- [Stated exercise]: Take every line where the string "soluciones" appears and copy it.

- [Exercise material]:
** START **

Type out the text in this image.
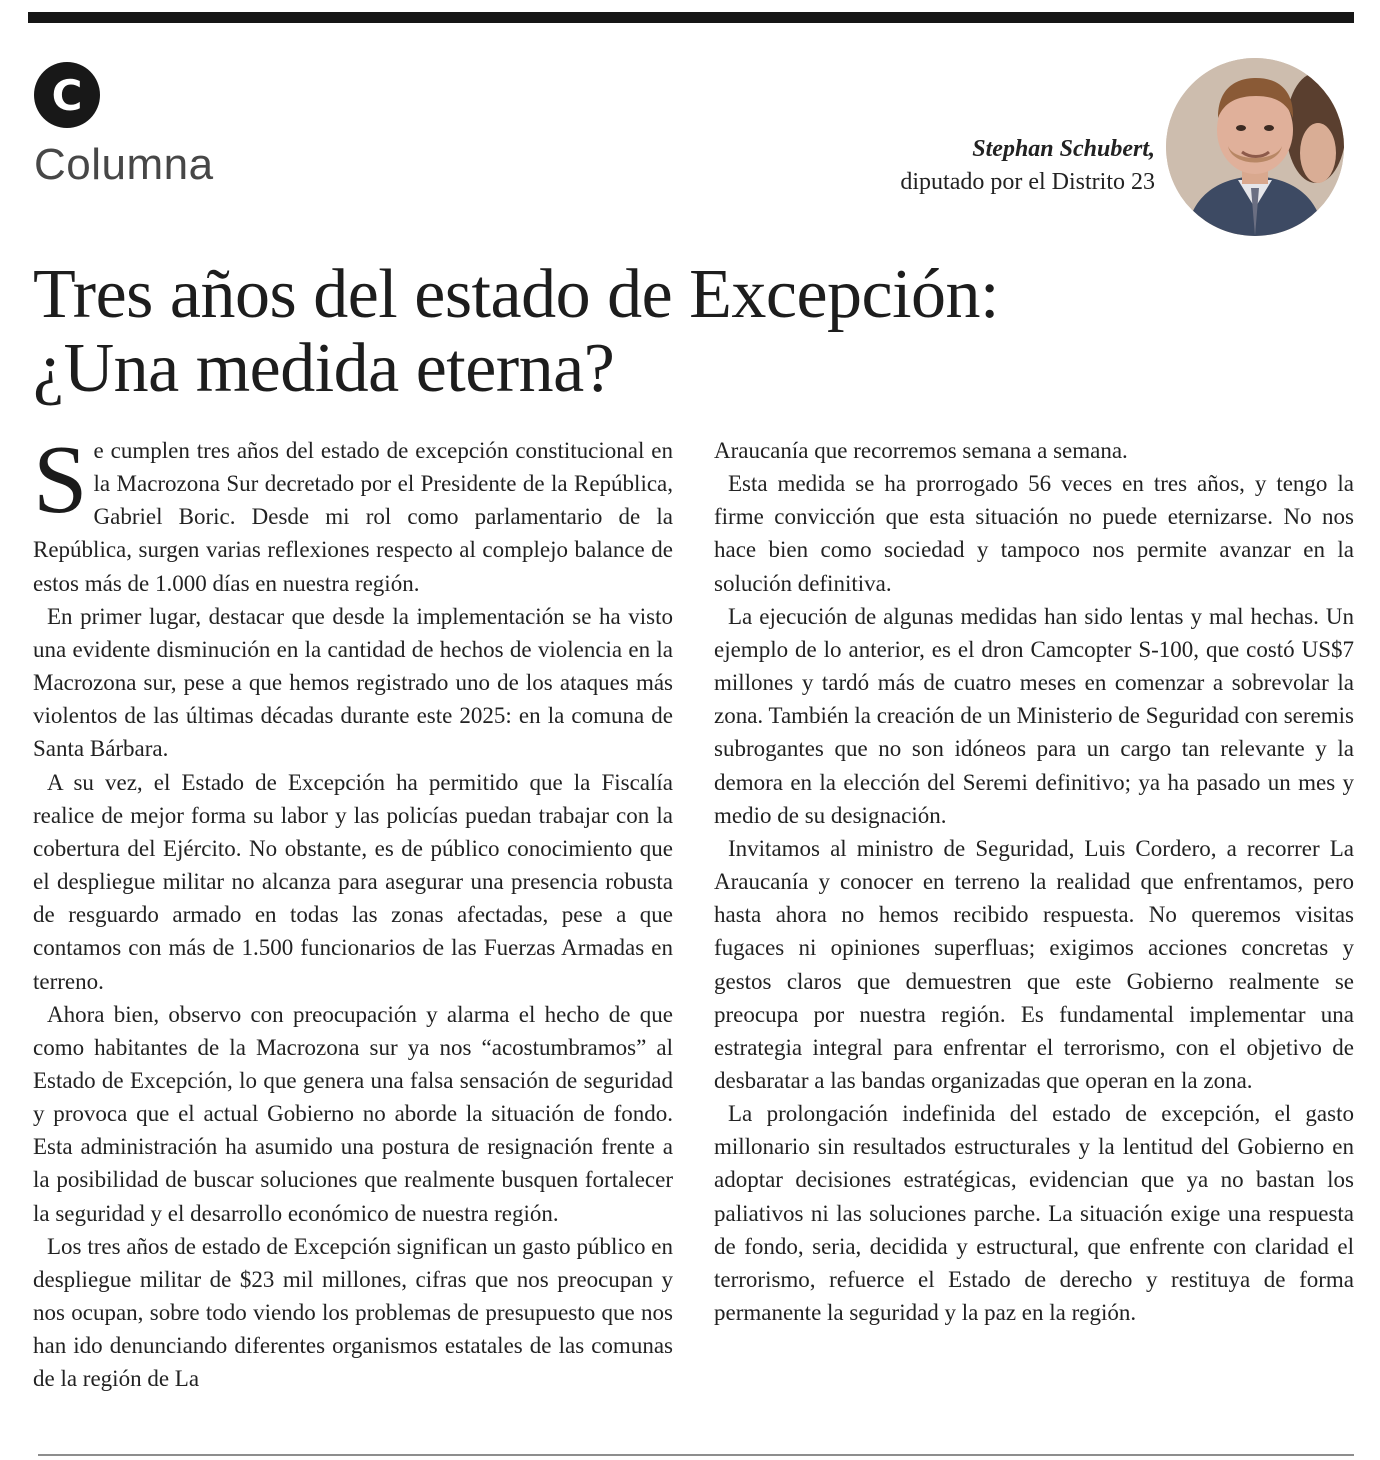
C
Columna	Stephan Schubert,
diputado por el Distrito 23
Tres años del estado de Excepción:
¿Una medida eterna?

Se cumplen tres años del estado de excepción constitucional en la Macrozona Sur decretado por el Presidente de la República, Gabriel Boric. Desde mi rol como parlamentario de la República, surgen varias reflexiones respecto al complejo balance de estos más de 1.000 días en nuestra región.

En primer lugar, destacar que desde la implementación se ha visto una evidente disminución en la cantidad de hechos de violencia en la Macrozona sur, pese a que hemos registrado uno de los ataques más violentos de las últimas décadas durante este 2025: en la comuna de Santa Bárbara.

A su vez, el Estado de Excepción ha permitido que la Fiscalía realice de mejor forma su labor y las policías puedan trabajar con la cobertura del Ejército. No obstante, es de público conocimiento que el despliegue militar no alcanza para asegurar una presencia robusta de resguardo armado en todas las zonas afectadas, pese a que contamos con más de 1.500 funcionarios de las Fuerzas Armadas en terreno.

Ahora bien, observo con preocupación y alarma el hecho de que como habitantes de la Macrozona sur ya nos “acostumbramos” al Estado de Excepción, lo que genera una falsa sensación de seguridad y provoca que el actual Gobierno no aborde la situación de fondo. Esta administración ha asumido una postura de resignación frente a la posibilidad de buscar soluciones que realmente busquen fortalecer la seguridad y el desarrollo económico de nuestra región.

Los tres años de estado de Excepción significan un gasto público en despliegue militar de $23 mil millones, cifras que nos preocupan y nos ocupan, sobre todo viendo los problemas de presupuesto que nos han ido denunciando diferentes organismos estatales de las comunas de la región de La

Araucanía que recorremos semana a semana.

Esta medida se ha prorrogado 56 veces en tres años, y tengo la firme convicción que esta situación no puede eternizarse. No nos hace bien como sociedad y tampoco nos permite avanzar en la solución definitiva.

La ejecución de algunas medidas han sido lentas y mal hechas. Un ejemplo de lo anterior, es el dron Camcopter S-100, que costó US$7 millones y tardó más de cuatro meses en comenzar a sobrevolar la zona. También la creación de un Ministerio de Seguridad con seremis subrogantes que no son idóneos para un cargo tan relevante y la demora en la elección del Seremi definitivo; ya ha pasado un mes y medio de su designación.

Invitamos al ministro de Seguridad, Luis Cordero, a recorrer La Araucanía y conocer en terreno la realidad que enfrentamos, pero hasta ahora no hemos recibido respuesta. No queremos visitas fugaces ni opiniones superfluas; exigimos acciones concretas y gestos claros que demuestren que este Gobierno realmente se preocupa por nuestra región. Es fundamental implementar una estrategia integral para enfrentar el terrorismo, con el objetivo de desbaratar a las bandas organizadas que operan en la zona.

La prolongación indefinida del estado de excepción, el gasto millonario sin resultados estructurales y la lentitud del Gobierno en adoptar decisiones estratégicas, evidencian que ya no bastan los paliativos ni las soluciones parche. La situación exige una respuesta de fondo, seria, decidida y estructural, que enfrente con claridad el terrorismo, refuerce el Estado de derecho y restituya de forma permanente la seguridad y la paz en la región.
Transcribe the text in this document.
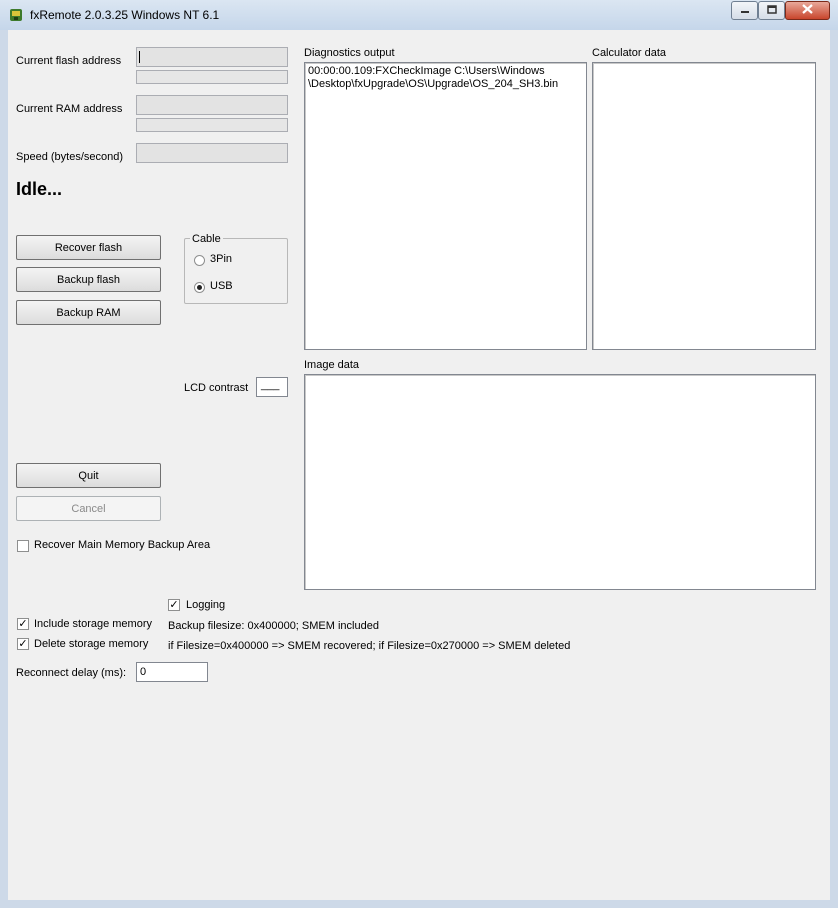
fxRemote 2.0.3.25 Windows NT 6.1
Current flash address
Current RAM address
Speed (bytes/second)
Idle...
Recover flash
Backup flash
Backup RAM
Cable
3Pin
USB
LCD contrast ___
Quit
Cancel
Recover Main Memory Backup Area
Diagnostics output
00:00:00.109:FXCheckImage C:\Users\Windows
\Desktop\fxUpgrade\OS\Upgrade\OS_204_SH3.bin
Calculator data
Image data
✓ Logging
✓ Include storage memory
✓ Delete storage memory
Backup filesize: 0x400000; SMEM included
if Filesize=0x400000 => SMEM recovered; if Filesize=0x270000 => SMEM deleted
Reconnect delay (ms): 0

** END **

- [Written response]:
Ahora bien, observo con preocupación y alarma el hecho de que como habitantes de la Macrozona sur ya nos “acostumbramos” al Estado de Excepción, lo que genera una falsa sensación de seguridad y provoca que el actual Gobierno no aborde la situación de fondo. Esta administración ha asumido una postura de resignación frente a la posibilidad de buscar soluciones que realmente busquen fortalecer la seguridad y el desarrollo económico de nuestra región.
La prolongación indefinida del estado de excepción, el gasto millonario sin resultados estructurales y la lentitud del Gobierno en adoptar decisiones estratégicas, evidencian que ya no bastan los paliativos ni las soluciones parche. La situación exige una respuesta de fondo, seria, decidida y estructural, que enfrente con claridad el terrorismo, refuerce el Estado de derecho y restituya de forma permanente la seguridad y la paz en la región.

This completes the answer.